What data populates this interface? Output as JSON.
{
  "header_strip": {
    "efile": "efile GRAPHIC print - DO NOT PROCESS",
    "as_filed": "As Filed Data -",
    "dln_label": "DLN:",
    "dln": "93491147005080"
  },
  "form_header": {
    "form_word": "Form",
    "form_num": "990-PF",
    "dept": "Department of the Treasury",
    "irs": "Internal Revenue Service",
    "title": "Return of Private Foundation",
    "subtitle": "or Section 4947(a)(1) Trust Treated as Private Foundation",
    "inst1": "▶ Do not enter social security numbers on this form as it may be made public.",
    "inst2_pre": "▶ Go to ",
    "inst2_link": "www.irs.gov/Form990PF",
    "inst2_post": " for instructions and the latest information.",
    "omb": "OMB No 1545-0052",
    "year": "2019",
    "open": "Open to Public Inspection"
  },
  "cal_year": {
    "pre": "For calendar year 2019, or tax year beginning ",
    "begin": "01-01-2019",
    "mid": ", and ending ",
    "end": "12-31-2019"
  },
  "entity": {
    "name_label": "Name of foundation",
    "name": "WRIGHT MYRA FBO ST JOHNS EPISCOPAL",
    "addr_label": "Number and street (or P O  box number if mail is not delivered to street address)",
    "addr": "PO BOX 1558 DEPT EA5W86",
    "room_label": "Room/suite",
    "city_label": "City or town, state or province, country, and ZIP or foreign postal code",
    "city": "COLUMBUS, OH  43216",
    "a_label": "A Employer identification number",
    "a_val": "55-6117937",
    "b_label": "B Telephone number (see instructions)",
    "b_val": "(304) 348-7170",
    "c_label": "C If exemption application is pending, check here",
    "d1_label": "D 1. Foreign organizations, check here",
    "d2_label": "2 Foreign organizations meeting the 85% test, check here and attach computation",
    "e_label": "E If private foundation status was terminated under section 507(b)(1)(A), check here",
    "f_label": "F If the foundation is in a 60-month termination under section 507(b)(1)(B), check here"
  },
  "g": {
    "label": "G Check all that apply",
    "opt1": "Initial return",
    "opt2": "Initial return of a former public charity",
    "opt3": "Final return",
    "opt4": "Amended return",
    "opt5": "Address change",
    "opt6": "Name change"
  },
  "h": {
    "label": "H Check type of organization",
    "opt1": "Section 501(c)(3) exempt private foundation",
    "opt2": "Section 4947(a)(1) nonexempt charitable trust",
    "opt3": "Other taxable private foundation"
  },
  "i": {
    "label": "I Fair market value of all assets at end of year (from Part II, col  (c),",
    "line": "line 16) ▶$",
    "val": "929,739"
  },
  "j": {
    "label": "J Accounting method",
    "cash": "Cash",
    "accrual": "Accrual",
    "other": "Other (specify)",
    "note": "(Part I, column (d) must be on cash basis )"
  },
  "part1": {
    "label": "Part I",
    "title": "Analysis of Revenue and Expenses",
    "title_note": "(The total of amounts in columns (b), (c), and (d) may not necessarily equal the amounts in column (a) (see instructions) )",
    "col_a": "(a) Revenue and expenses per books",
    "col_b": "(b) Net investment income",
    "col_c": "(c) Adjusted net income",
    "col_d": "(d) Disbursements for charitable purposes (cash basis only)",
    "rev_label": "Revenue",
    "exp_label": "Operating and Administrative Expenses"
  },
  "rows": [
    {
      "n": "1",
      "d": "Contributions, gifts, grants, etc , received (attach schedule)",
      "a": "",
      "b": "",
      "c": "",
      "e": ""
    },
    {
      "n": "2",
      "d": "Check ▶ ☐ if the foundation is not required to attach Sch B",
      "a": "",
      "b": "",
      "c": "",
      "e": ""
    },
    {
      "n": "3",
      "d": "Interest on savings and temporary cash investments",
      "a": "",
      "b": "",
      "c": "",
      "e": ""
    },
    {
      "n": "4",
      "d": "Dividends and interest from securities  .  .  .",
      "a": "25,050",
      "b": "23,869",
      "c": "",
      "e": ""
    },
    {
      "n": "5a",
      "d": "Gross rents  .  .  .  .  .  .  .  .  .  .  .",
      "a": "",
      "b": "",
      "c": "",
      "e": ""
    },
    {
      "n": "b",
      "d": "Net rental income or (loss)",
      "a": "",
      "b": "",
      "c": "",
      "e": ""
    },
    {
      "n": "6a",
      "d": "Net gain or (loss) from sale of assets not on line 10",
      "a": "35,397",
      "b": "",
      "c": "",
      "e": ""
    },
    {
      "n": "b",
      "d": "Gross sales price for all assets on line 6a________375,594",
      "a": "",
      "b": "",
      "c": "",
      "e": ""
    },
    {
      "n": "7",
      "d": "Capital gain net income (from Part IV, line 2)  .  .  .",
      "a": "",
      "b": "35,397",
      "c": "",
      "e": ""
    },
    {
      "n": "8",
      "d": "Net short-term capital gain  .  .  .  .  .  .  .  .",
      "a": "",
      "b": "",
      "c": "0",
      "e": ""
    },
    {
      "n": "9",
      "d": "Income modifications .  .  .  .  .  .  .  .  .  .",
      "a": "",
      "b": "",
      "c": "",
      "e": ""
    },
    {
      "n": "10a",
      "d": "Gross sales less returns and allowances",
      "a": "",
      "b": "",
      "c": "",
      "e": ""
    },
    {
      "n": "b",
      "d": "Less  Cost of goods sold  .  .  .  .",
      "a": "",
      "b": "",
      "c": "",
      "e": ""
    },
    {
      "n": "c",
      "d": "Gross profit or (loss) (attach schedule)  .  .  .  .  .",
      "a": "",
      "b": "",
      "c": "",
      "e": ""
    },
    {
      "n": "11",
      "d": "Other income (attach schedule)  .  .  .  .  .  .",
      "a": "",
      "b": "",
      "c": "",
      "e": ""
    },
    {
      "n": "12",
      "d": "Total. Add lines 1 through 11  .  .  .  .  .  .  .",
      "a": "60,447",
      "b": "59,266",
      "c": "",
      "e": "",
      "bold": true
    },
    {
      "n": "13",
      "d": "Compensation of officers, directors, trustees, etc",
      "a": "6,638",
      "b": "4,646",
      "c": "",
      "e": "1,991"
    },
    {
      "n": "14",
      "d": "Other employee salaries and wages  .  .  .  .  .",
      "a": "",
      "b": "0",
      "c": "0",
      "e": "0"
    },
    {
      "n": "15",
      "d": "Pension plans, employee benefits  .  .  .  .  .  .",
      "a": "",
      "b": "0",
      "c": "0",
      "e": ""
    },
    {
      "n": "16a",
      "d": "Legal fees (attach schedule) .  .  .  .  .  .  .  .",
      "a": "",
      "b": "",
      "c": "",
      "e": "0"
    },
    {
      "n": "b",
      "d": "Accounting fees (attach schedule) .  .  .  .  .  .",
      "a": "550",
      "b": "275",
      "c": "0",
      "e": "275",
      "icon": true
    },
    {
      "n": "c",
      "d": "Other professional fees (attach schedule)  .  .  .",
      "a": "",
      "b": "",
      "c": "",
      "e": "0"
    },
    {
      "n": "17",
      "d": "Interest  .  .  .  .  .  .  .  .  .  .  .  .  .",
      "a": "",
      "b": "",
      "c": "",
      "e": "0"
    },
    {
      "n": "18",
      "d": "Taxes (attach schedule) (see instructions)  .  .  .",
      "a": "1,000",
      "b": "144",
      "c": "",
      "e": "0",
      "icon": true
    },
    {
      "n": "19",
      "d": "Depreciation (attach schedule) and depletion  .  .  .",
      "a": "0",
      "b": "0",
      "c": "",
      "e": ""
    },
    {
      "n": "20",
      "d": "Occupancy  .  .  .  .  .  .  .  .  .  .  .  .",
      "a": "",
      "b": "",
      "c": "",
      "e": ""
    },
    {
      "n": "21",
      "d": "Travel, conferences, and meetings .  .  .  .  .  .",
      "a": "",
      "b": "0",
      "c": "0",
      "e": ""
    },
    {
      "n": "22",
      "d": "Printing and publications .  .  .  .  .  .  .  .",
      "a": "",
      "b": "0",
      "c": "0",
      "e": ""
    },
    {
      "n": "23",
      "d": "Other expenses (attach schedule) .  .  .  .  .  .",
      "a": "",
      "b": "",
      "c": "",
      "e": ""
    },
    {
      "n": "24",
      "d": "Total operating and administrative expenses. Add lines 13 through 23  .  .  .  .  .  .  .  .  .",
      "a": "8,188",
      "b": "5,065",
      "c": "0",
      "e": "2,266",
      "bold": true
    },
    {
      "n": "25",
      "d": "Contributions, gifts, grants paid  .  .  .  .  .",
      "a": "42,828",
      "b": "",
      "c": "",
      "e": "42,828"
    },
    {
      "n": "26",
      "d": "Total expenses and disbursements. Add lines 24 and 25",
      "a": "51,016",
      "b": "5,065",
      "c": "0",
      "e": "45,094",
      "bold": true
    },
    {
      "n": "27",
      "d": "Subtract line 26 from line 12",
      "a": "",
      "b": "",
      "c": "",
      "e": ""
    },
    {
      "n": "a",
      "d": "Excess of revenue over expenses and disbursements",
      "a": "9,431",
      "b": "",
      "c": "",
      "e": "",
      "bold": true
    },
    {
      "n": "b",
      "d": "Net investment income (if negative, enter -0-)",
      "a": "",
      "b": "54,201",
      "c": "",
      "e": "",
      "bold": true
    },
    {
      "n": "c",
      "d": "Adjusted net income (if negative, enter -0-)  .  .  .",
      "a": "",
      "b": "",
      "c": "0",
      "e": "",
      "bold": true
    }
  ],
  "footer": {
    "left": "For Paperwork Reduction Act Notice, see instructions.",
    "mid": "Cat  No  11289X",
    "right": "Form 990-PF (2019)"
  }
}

***

To be done:
Show every line in the entries where the string "Contributions" occurs.

Exercise answer:
      "d": "Contributions, gifts, grants, etc , received (attach schedule)",
      "d": "Contributions, gifts, grants paid  .  .  .  .  .",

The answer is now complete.